Transcribe all the records exactly and omit any images they hold.
>> Start
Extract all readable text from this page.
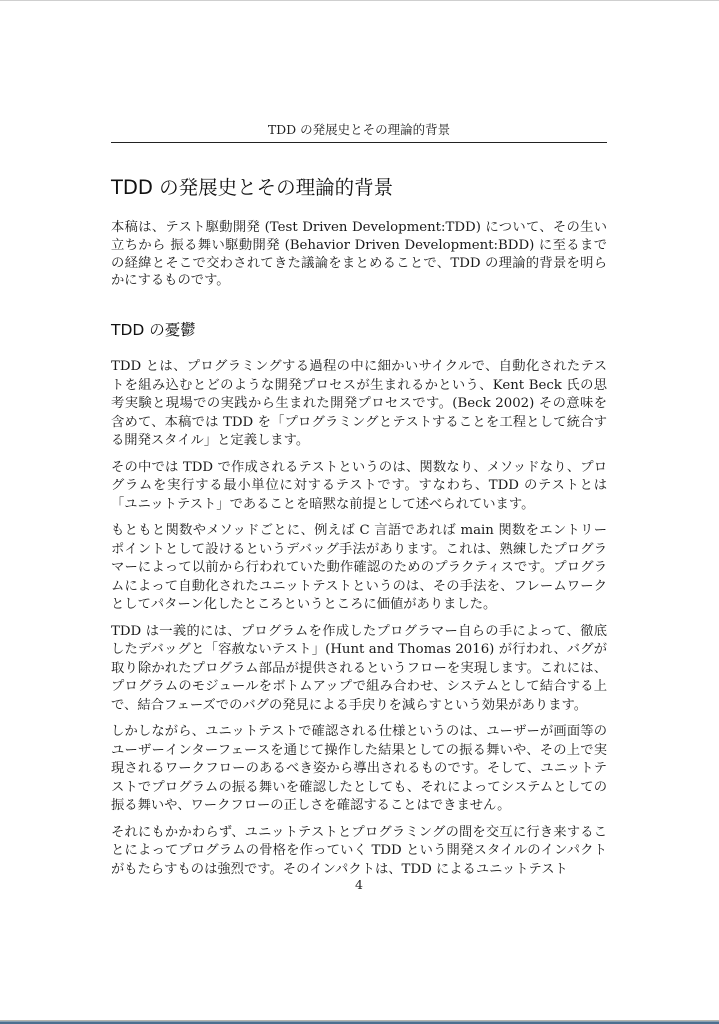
TDD の発展史とその理論的背景
TDD の発展史とその理論的背景

本稿は、テスト駆動開発 (Test Driven Development:TDD) について、その生い立ちから 振る舞い駆動開発 (Behavior Driven Development:BDD) に至るまでの経緯とそこで交わされてきた議論をまとめることで、TDD の理論的背景を明らかにするものです。

TDD の憂鬱

TDD とは、プログラミングする過程の中に細かいサイクルで、自動化されたテストを組み込むとどのような開発プロセスが生まれるかという、Kent Beck 氏の思考実験と現場での実践から生まれた開発プロセスです。(Beck 2002) その意味を含めて、本稿では TDD を「プログラミングとテストすることを工程として統合する開発スタイル」と定義します。

その中では TDD で作成されるテストというのは、関数なり、メソッドなり、プログラムを実行する最小単位に対するテストです。すなわち、TDD のテストとは「ユニットテスト」であることを暗黙な前提として述べられています。

もともと関数やメソッドごとに、例えば C 言語であれば main 関数をエントリーポイントとして設けるというデバッグ手法があります。これは、熟練したプログラマーによって以前から行われていた動作確認のためのプラクティスです。プログラムによって自動化されたユニットテストというのは、その手法を、フレームワークとしてパターン化したところというところに価値がありました。

TDD は一義的には、プログラムを作成したプログラマー自らの手によって、徹底したデバッグと「容赦ないテスト」(Hunt and Thomas 2016) が行われ、バグが取り除かれたプログラム部品が提供されるというフローを実現します。これには、プログラムのモジュールをボトムアップで組み合わせ、システムとして結合する上で、結合フェーズでのバグの発見による手戻りを減らすという効果があります。

しかしながら、ユニットテストで確認される仕様というのは、ユーザーが画面等のユーザーインターフェースを通じて操作した結果としての振る舞いや、その上で実現されるワークフローのあるべき姿から導出されるものです。そして、ユニットテストでプログラムの振る舞いを確認したとしても、それによってシステムとしての振る舞いや、ワークフローの正しさを確認することはできません。

それにもかかわらず、ユニットテストとプログラミングの間を交互に行き来することによってプログラムの骨格を作っていく TDD という開発スタイルのインパクトがもたらすものは強烈です。そのインパクトは、TDD によるユニットテスト

4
>> End
• Answer:
Extract all readable text from this page.
TDD の発展史とその理論的背景
TDD の発展史とその理論的背景

本稿は、テスト駆動開発 (Test Driven Development:TDD) について、その生い立ちから 振る舞い駆動開発 (Behavior Driven Development:BDD) に至るまでの経緯とそこで交わされてきた議論をまとめることで、TDD の理論的背景を明らかにするものです。

TDD の憂鬱

TDD とは、プログラミングする過程の中に細かいサイクルで、自動化されたテストを組み込むとどのような開発プロセスが生まれるかという、Kent Beck 氏の思考実験と現場での実践から生まれた開発プロセスです。(Beck 2002) その意味を含めて、本稿では TDD を「プログラミングとテストすることを工程として統合する開発スタイル」と定義します。

その中では TDD で作成されるテストというのは、関数なり、メソッドなり、プログラムを実行する最小単位に対するテストです。すなわち、TDD のテストとは「ユニットテスト」であることを暗黙な前提として述べられています。

もともと関数やメソッドごとに、例えば C 言語であれば main 関数をエントリーポイントとして設けるというデバッグ手法があります。これは、熟練したプログラマーによって以前から行われていた動作確認のためのプラクティスです。プログラムによって自動化されたユニットテストというのは、その手法を、フレームワークとしてパターン化したところというところに価値がありました。

TDD は一義的には、プログラムを作成したプログラマー自らの手によって、徹底したデバッグと「容赦ないテスト」(Hunt and Thomas 2016) が行われ、バグが取り除かれたプログラム部品が提供されるというフローを実現します。これには、プログラムのモジュールをボトムアップで組み合わせ、システムとして結合する上で、結合フェーズでのバグの発見による手戻りを減らすという効果があります。

しかしながら、ユニットテストで確認される仕様というのは、ユーザーが画面等のユーザーインターフェースを通じて操作した結果としての振る舞いや、その上で実現されるワークフローのあるべき姿から導出されるものです。そして、ユニットテストでプログラムの振る舞いを確認したとしても、それによってシステムとしての振る舞いや、ワークフローの正しさを確認することはできません。

それにもかかわらず、ユニットテストとプログラミングの間を交互に行き来することによってプログラムの骨格を作っていく TDD という開発スタイルのインパクトがもたらすものは強烈です。そのインパクトは、TDD によるユニットテスト

4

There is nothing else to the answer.